** start Data listing **

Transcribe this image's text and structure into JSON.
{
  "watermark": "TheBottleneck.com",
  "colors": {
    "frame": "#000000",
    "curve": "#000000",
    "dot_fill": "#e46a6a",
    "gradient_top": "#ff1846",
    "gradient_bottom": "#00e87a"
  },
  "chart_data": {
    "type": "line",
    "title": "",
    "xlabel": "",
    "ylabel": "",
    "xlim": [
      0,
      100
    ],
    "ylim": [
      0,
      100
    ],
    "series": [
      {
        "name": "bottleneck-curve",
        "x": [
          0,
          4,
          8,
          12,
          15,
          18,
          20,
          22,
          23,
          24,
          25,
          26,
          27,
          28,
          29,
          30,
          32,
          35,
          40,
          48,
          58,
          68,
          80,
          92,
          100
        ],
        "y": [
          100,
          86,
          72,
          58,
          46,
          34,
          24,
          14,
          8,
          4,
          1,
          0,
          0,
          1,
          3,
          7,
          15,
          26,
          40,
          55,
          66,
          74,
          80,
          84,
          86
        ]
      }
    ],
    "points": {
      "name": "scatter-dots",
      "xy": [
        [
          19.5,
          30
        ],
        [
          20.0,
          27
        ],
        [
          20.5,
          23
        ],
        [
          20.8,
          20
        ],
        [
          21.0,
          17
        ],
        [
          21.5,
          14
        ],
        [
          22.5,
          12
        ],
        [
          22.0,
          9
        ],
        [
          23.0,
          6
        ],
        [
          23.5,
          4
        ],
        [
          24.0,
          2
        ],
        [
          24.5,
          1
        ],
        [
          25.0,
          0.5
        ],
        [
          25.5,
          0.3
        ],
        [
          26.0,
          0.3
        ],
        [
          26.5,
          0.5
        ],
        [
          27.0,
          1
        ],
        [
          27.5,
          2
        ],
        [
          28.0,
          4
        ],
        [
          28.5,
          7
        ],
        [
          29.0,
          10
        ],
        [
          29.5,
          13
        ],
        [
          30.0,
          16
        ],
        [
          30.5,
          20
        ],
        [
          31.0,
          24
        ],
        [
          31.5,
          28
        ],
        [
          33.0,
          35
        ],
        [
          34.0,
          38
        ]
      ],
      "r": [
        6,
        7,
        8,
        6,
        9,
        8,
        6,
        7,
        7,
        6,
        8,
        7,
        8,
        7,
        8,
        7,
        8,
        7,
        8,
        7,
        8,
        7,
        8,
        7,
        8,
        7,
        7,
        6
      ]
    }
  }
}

** end Data listing **

Using the records above, list each line that includes "name".

▸ **Written answer**
        "name": "bottleneck-curve",
      "name": "scatter-dots",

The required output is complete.